What needs to be done | Copy every line that contains the string "este" from the entries below.
___ Material provided
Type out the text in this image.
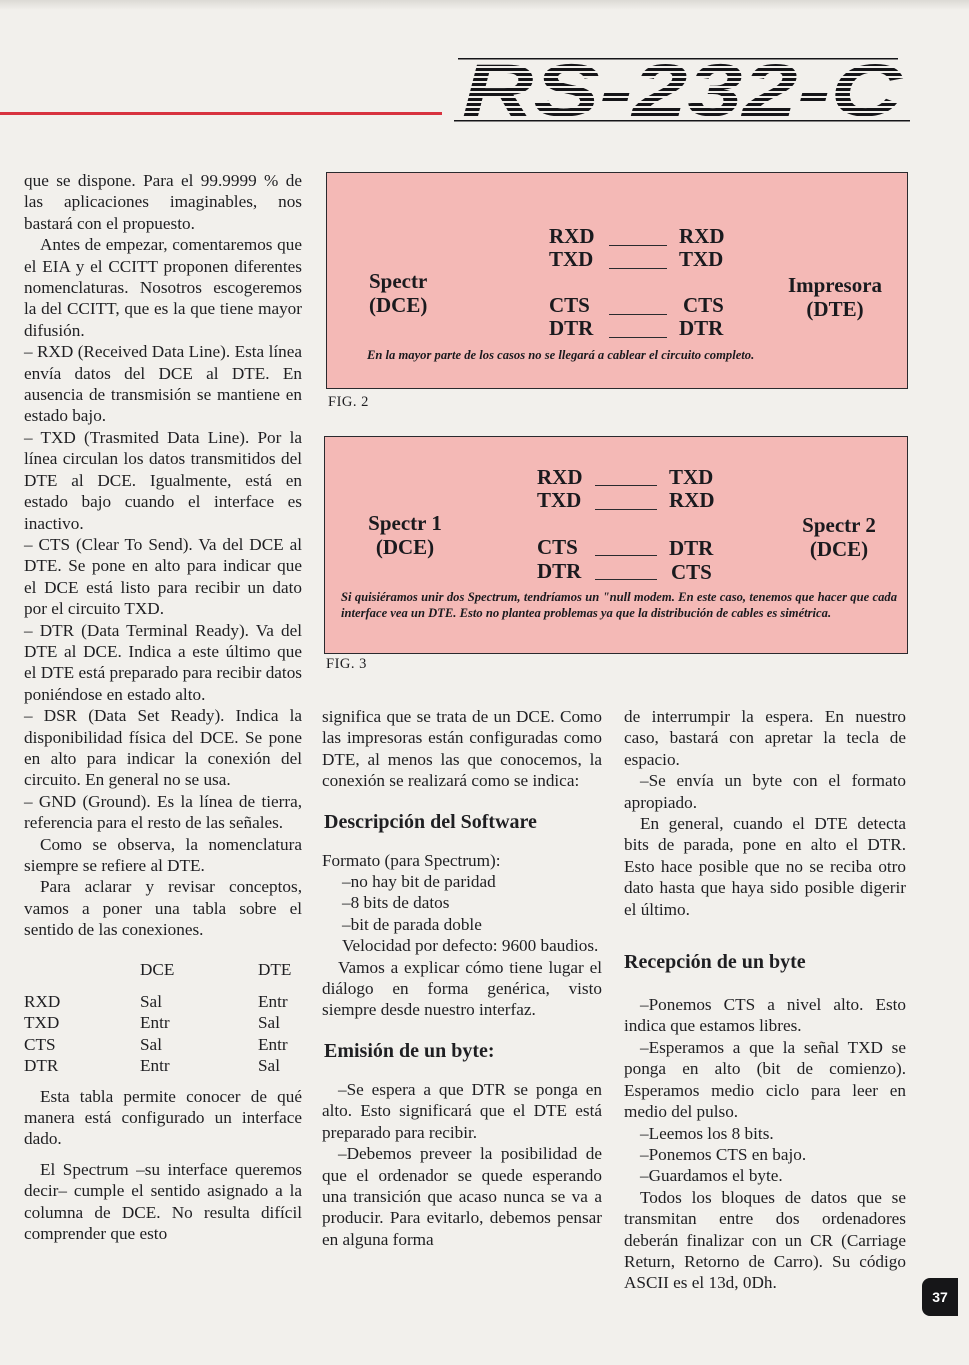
que se dispone. Para el 99.9999 % de las aplicaciones imaginables, nos bastará con el propuesto.

Antes de empezar, comentaremos que el EIA y el CCITT proponen diferentes nomenclaturas. Nosotros escogeremos la del CCITT, que es la que tiene mayor difusión.

– RXD (Received Data Line). Esta línea envía datos del DCE al DTE. En ausencia de transmisión se mantiene en estado bajo.

– TXD (Trasmited Data Line). Por la línea circulan los datos transmitidos del DTE al DCE. Igualmente, está en estado bajo cuando el interface es inactivo.

– CTS (Clear To Send). Va del DCE al DTE. Se pone en alto para indicar que el DCE está listo para recibir un dato por el circuito TXD.

– DTR (Data Terminal Ready). Va del DTE al DCE. Indica a este último que el DTE está preparado para recibir datos poniéndose en estado alto.

– DSR (Data Set Ready). Indica la disponibilidad física del DCE. Se pone en alto para indicar la conexión del circuito. En general no se usa.

– GND (Ground). Es la línea de tierra, referencia para el resto de las señales.

Como se observa, la nomenclatura siempre se refiere al DTE.

Para aclarar y revisar conceptos, vamos a poner una tabla sobre el sentido de las conexiones.

	DCE	DTE
RXD	Sal	Entr
TXD	Entr	Sal
CTS	Sal	Entr
DTR	Entr	Sal

Esta tabla permite conocer de qué manera está configurado un interface dado.

El Spectrum –su interface queremos decir– cumple el sentido asignado a la columna de DCE. No resulta difícil comprender que esto

Spectr
(DCE)
Impresora
(DTE)
RXD
TXD
CTS
DTR
RXD
TXD
CTS
DTR
En la mayor parte de los casos no se llegará a cablear el circuito completo.
FIG. 2
Spectr 1
(DCE)
Spectr 2
(DCE)
RXD
TXD
CTS
DTR
TXD
RXD
DTR
CTS
Si quisiéramos unir dos Spectrum, tendríamos un "null modem. En este caso, tenemos que hacer que cada interface vea un DTE. Esto no plantea problemas ya que la distribución de cables es simétrica.
FIG. 3

significa que se trata de un DCE. Como las impresoras están configuradas como DTE, al menos las que conocemos, la conexión se realizará como se indica:

Descripción del Software

Formato (para Spectrum):

–no hay bit de paridad

–8 bits de datos

–bit de parada doble

Velocidad por defecto: 9600 baudios.

Vamos a explicar cómo tiene lugar el diálogo en forma genérica, visto siempre desde nuestro interfaz.

Emisión de un byte:

–Se espera a que DTR se ponga en alto. Esto significará que el DTE está preparado para recibir.

–Debemos preveer la posibilidad de que el ordenador se quede esperando una transición que acaso nunca se va a producir. Para evitarlo, debemos pensar en alguna forma

de interrumpir la espera. En nuestro caso, bastará con apretar la tecla de espacio.

–Se envía un byte con el formato apropiado.

En general, cuando el DTE detecta bits de parada, pone en alto el DTR. Esto hace posible que no se reciba otro dato hasta que haya sido posible digerir el último.

Recepción de un byte

–Ponemos CTS a nivel alto. Esto indica que estamos libres.

–Esperamos a que la señal TXD se ponga en alto (bit de comienzo). Esperamos medio ciclo para leer en medio del pulso.

–Leemos los 8 bits.

–Ponemos CTS en bajo.

–Guardamos el byte.

Todos los bloques de datos que se transmitan entre dos ordenadores deberán finalizar con un CR (Carriage Return, Retorno de Carro). Su código ASCII es el 13d, 0Dh.

37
______
Reply to the task |
– DTR (Data Terminal Ready). Va del DTE al DCE. Indica a este último que el DTE está preparado para recibir datos poniéndose en estado alto.
Si quisiéramos unir dos Spectrum, tendríamos un "null modem. En este caso, tenemos que hacer que cada interface vea un DTE. Esto no plantea problemas ya que la distribución de cables es simétrica.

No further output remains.